▶ **Exercise requirements**: Please find all lines in the data that hold the string "JSON" and copy them.

▶ **Data section**:

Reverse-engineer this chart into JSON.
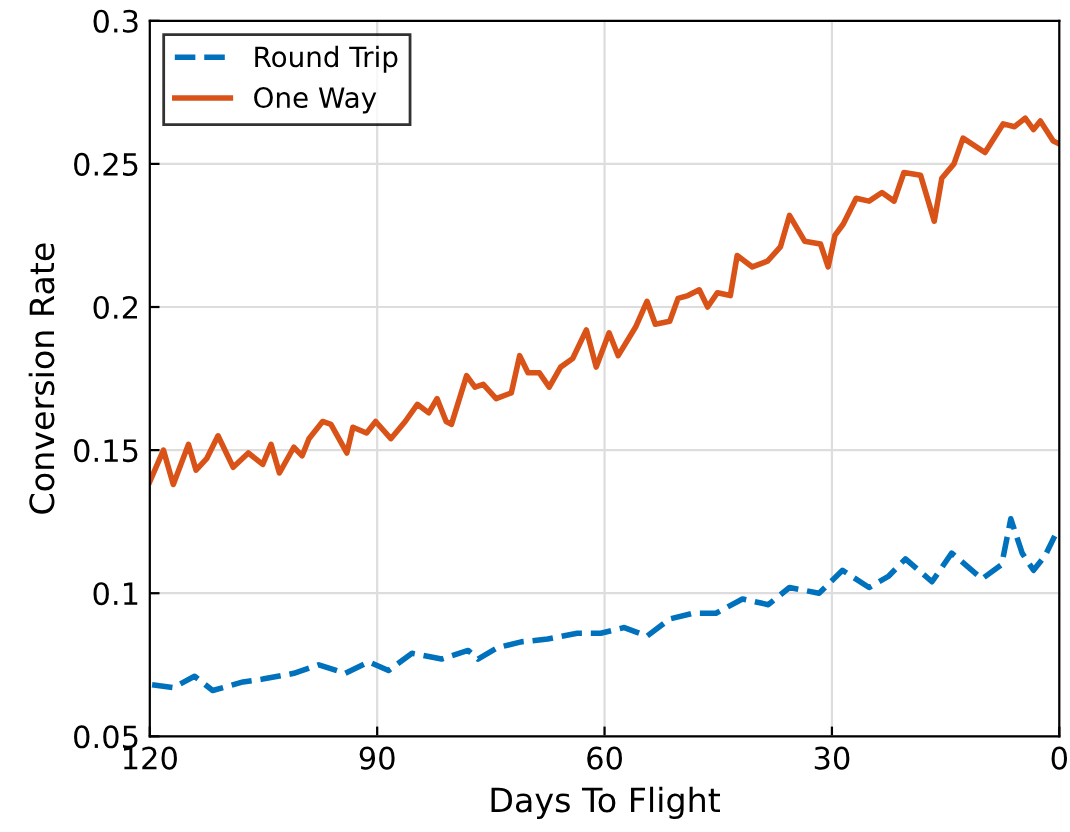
{
  "chart_data": {
    "type": "line",
    "xlabel": "Days To Flight",
    "ylabel": "Conversion Rate",
    "xlim": [
      120,
      0
    ],
    "xticks": [
      120,
      90,
      60,
      30,
      0
    ],
    "ylim": [
      0.05,
      0.3
    ],
    "yticks": [
      0.05,
      0.1,
      0.15,
      0.2,
      0.25,
      0.3
    ],
    "grid": true,
    "legend": "top left",
    "marker": "none",
    "series": [
      {
        "name": "Round Trip",
        "color": "#0072bd",
        "line_style": "dashed",
        "x": [
          119.7,
          116.9,
          114.1,
          111.7,
          107.7,
          105.1,
          101,
          97.7,
          94.2,
          91.1,
          88.5,
          85.4,
          81.5,
          78,
          76.7,
          74.1,
          71,
          67.5,
          63.6,
          60.5,
          57.4,
          54.4,
          51.4,
          48.3,
          45.3,
          41.8,
          38.4,
          35.6,
          31.7,
          28.6,
          25.1,
          22.5,
          20.3,
          16.8,
          14.2,
          12.4,
          10.2,
          7.6,
          6.4,
          4.9,
          3.4,
          1.9,
          0.6
        ],
        "values": [
          0.068,
          0.067,
          0.071,
          0.066,
          0.069,
          0.07,
          0.072,
          0.075,
          0.072,
          0.076,
          0.073,
          0.079,
          0.077,
          0.08,
          0.077,
          0.081,
          0.083,
          0.084,
          0.086,
          0.086,
          0.088,
          0.085,
          0.091,
          0.093,
          0.093,
          0.098,
          0.096,
          0.102,
          0.1,
          0.108,
          0.102,
          0.106,
          0.112,
          0.104,
          0.114,
          0.11,
          0.105,
          0.11,
          0.126,
          0.114,
          0.108,
          0.113,
          0.12
        ]
      },
      {
        "name": "One Way",
        "color": "#d95319",
        "line_style": "solid",
        "x": [
          120,
          118.2,
          116.9,
          114.9,
          113.9,
          112.5,
          111,
          109,
          107,
          105.1,
          104,
          102.9,
          101,
          99.9,
          99,
          97.2,
          96.1,
          94,
          93.2,
          91.4,
          90.2,
          88.2,
          86.3,
          84.7,
          83.2,
          82.1,
          80.9,
          80.2,
          78.2,
          77.1,
          76,
          74.3,
          72.3,
          71.2,
          70.1,
          68.6,
          67.3,
          65.8,
          64.2,
          62.4,
          61.1,
          59.4,
          58.2,
          55.9,
          54.4,
          53.3,
          51.4,
          50.3,
          49,
          47.5,
          46.4,
          45.1,
          43.4,
          42.5,
          40.5,
          38.5,
          36.8,
          35.6,
          33.6,
          31.5,
          30.5,
          29.6,
          28.5,
          26.8,
          25.1,
          23.4,
          21.8,
          20.5,
          18.3,
          16.5,
          15.5,
          13.9,
          12.7,
          9.8,
          7.4,
          5.9,
          4.5,
          3.4,
          2.5,
          0.8,
          0
        ],
        "values": [
          0.139,
          0.15,
          0.138,
          0.152,
          0.143,
          0.147,
          0.155,
          0.144,
          0.149,
          0.145,
          0.152,
          0.142,
          0.151,
          0.148,
          0.154,
          0.16,
          0.159,
          0.149,
          0.158,
          0.156,
          0.16,
          0.154,
          0.16,
          0.166,
          0.163,
          0.168,
          0.16,
          0.159,
          0.176,
          0.172,
          0.173,
          0.168,
          0.17,
          0.183,
          0.177,
          0.177,
          0.172,
          0.179,
          0.182,
          0.192,
          0.179,
          0.191,
          0.183,
          0.193,
          0.202,
          0.194,
          0.195,
          0.203,
          0.204,
          0.206,
          0.2,
          0.205,
          0.204,
          0.218,
          0.214,
          0.216,
          0.221,
          0.232,
          0.223,
          0.222,
          0.214,
          0.225,
          0.229,
          0.238,
          0.237,
          0.24,
          0.237,
          0.247,
          0.246,
          0.23,
          0.245,
          0.25,
          0.259,
          0.254,
          0.264,
          0.263,
          0.266,
          0.262,
          0.265,
          0.258,
          0.257
        ]
      }
    ]
  }
}
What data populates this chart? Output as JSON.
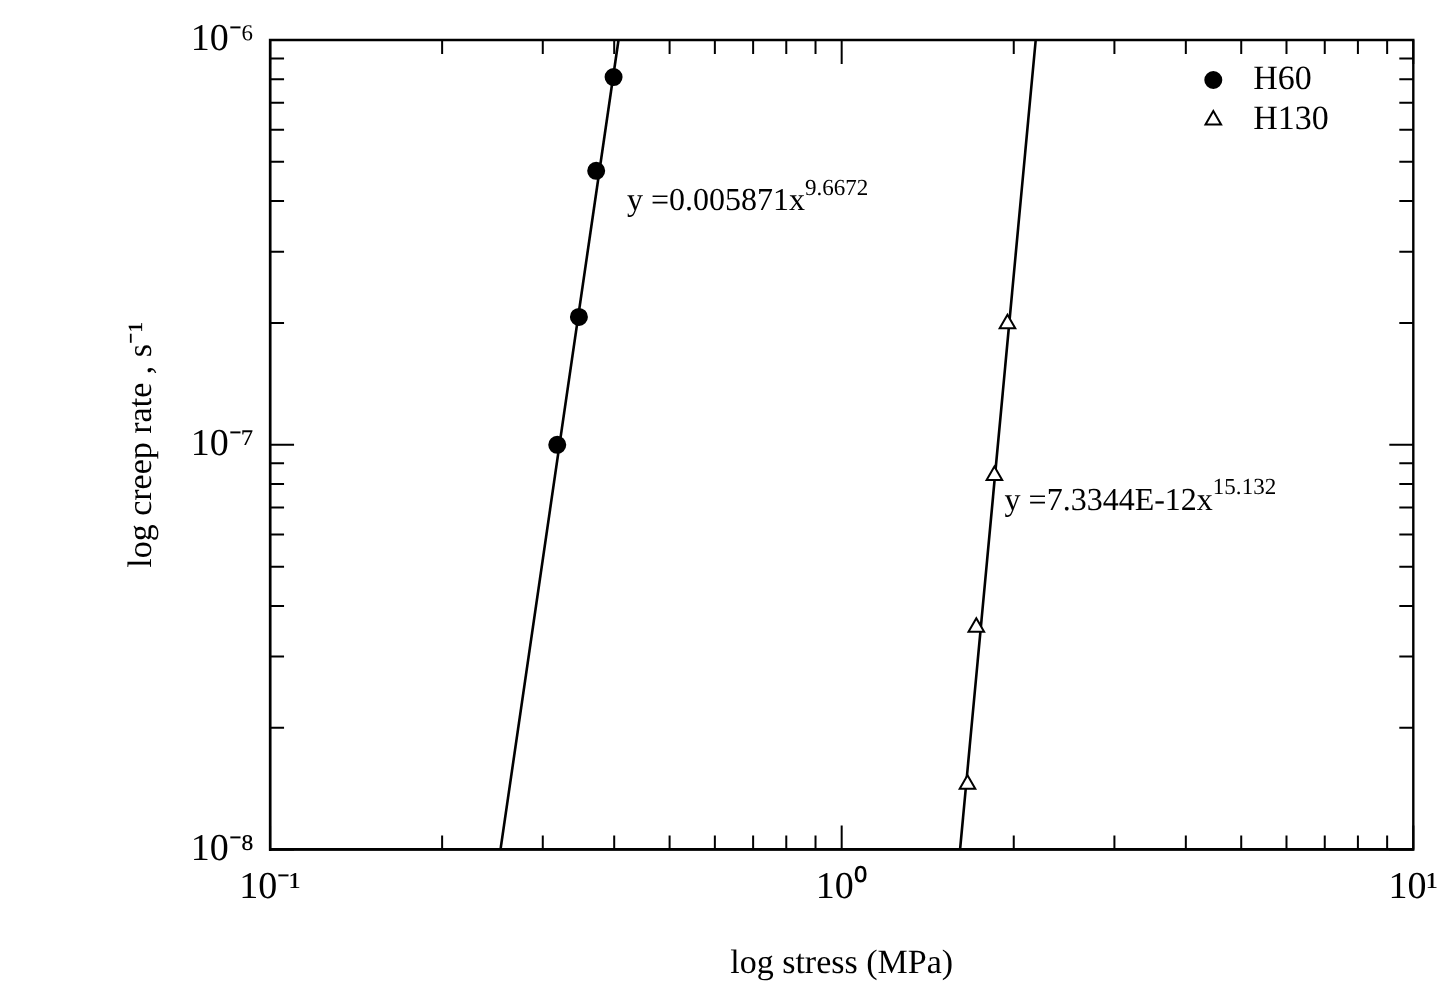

▶ **Problem solution**:
Reverse-engineer this chart into JSON.
What data populates this chart? Output as JSON.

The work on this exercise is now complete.